* _GOAL_
Present every line in which the string "test" appears.

Dataset items:

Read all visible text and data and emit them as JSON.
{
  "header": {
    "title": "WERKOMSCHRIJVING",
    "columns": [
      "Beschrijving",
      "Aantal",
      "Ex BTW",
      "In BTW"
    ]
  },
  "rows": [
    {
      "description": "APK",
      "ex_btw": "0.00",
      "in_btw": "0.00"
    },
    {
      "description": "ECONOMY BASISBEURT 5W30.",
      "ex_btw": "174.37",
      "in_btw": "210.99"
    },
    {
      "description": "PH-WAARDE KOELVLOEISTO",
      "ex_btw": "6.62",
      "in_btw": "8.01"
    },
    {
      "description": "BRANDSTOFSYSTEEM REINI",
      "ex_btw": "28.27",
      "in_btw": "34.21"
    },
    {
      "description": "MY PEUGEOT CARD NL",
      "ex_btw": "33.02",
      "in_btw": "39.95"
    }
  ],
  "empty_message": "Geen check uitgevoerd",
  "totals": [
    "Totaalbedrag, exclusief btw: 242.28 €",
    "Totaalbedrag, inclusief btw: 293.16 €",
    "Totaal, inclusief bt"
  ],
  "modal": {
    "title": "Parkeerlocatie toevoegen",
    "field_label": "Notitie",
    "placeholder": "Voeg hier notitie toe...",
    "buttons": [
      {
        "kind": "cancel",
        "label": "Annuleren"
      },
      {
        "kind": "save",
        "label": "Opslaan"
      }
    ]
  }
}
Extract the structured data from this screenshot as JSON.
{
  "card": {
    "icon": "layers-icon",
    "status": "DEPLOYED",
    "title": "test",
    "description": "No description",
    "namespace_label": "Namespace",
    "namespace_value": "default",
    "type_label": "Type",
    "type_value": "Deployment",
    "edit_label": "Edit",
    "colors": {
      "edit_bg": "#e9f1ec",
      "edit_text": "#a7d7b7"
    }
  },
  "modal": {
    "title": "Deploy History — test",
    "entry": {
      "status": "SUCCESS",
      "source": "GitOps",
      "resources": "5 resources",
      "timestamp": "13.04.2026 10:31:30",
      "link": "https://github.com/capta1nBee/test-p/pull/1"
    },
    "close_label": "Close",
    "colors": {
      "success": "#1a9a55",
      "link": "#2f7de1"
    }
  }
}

* _THE OUTPUT_
    "title": "test",
    "title": "Deploy History — test",
      "link": "https://github.com/capta1nBee/test-p/pull/1"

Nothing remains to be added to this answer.